アニメの解説書『王様ランキング』② オープニングアニメ

前回はアニメ『王様ランキング』の原作マンガについて解説しましたが、今回はオープニングについて取り上げます。

第1クール(第1~11話)のオープニング曲はKing Gnuの『BOY』で、楽曲のすばらしさと相まって、このオープニングを見ただけでも、このアニメのセンスの良さが際立っていることがわかります。
冒頭カットでは、歩くボッチの腰から下のみ、頭の王冠のアップ、カゲの口のアップ、2人の歩く姿を上空から見下ろす構図で遠ざかっていき、遥か雲の上から王国全体を見下ろす構図のカットでタイトルイン。
この後も遠巻きにボッチとカゲが森を走る様子が描かれるものの、正面からはボッチたちを出しません。
続くカットも、城内の鏡、誰もいない玉座の間、ヒリングの後ろ姿、ダイダの後ろ姿、今後の展開を暗示させる敵や戦争のカットなどを経て、楽曲名のテロップのカットで初めてボッジが正面からはっきりと描かれます。

**提供データ**

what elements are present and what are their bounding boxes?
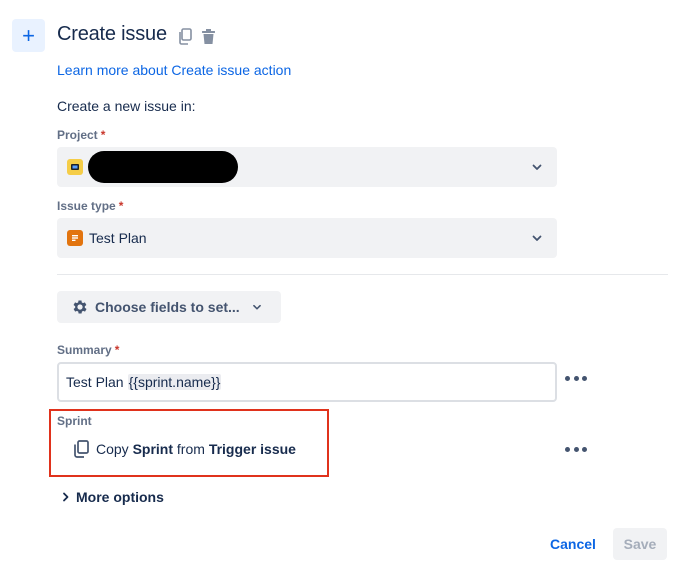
copy-icon[interactable]	[176, 26, 194, 46]
chevron-down-icon	[532, 164, 542, 170]
trash-icon[interactable]	[199, 26, 217, 46]
summary-value-text: Test Plan	[66, 374, 124, 390]
section-divider	[57, 274, 668, 275]
summary-more-actions-icon[interactable]	[565, 370, 587, 386]
copy-field-name: Sprint	[132, 441, 174, 457]
issue-type-select[interactable]: Test Plan	[57, 218, 557, 258]
project-label-text: Project	[57, 128, 98, 142]
required-marker: *	[114, 343, 120, 357]
copy-word: Copy	[96, 441, 129, 457]
summary-label-text: Summary	[57, 343, 112, 357]
choose-fields-label: Choose fields to set...	[95, 299, 240, 315]
intro-text: Create a new issue in:	[57, 98, 196, 114]
chevron-down-icon	[532, 235, 542, 241]
from-word: from	[176, 441, 205, 457]
summary-input[interactable]: Test Plan {{sprint.name}}	[57, 362, 557, 402]
smart-value-token: {{sprint.name}}	[127, 374, 222, 390]
project-label: Project *	[57, 128, 105, 142]
cancel-button[interactable]: Cancel	[544, 531, 602, 557]
copy-icon	[74, 440, 89, 458]
issue-type-label: Issue type *	[57, 199, 123, 213]
issue-type-label-text: Issue type	[57, 199, 116, 213]
project-avatar-icon	[67, 159, 83, 175]
issue-type-value: Test Plan	[89, 230, 147, 246]
learn-more-link[interactable]: Learn more about Create issue action	[57, 62, 291, 78]
more-options-toggle[interactable]: More options	[60, 489, 164, 505]
page-title: Create issue	[57, 23, 167, 45]
test-plan-icon	[67, 230, 83, 246]
redacted-project-name	[88, 151, 238, 183]
required-marker: *	[100, 128, 106, 142]
chevron-down-icon	[252, 304, 261, 310]
chevron-right-icon	[63, 492, 69, 502]
project-select[interactable]	[57, 147, 557, 187]
copy-source: Trigger issue	[208, 441, 296, 457]
sprint-more-actions-icon[interactable]	[565, 441, 587, 457]
plus-icon: +	[22, 22, 35, 48]
more-options-label: More options	[76, 489, 164, 505]
sprint-copy-value[interactable]: Copy Sprint from Trigger issue	[73, 440, 296, 458]
required-marker: *	[118, 199, 124, 213]
add-action-button[interactable]: +	[12, 19, 45, 52]
summary-label: Summary *	[57, 343, 119, 357]
gear-icon	[73, 300, 87, 314]
choose-fields-button[interactable]: Choose fields to set...	[57, 291, 281, 323]
save-button[interactable]: Save	[613, 528, 667, 560]
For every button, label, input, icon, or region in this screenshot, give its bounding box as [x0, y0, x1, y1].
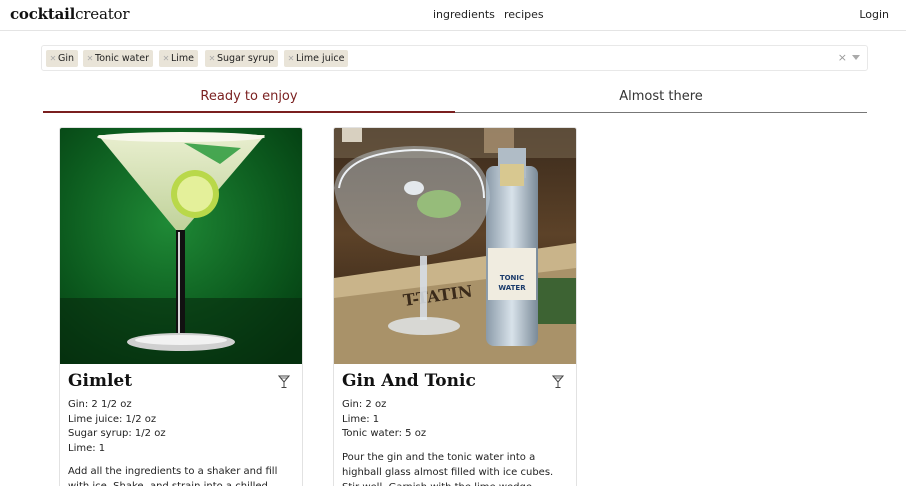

**課題**
抽出テキストによると、アニメ『王様ランキング』の第1クール（第1～11話）のオープニング曲は何ですか。 データは参照しなくてもかまいません。

**課題の解答**
King Gnuの『BOY』です。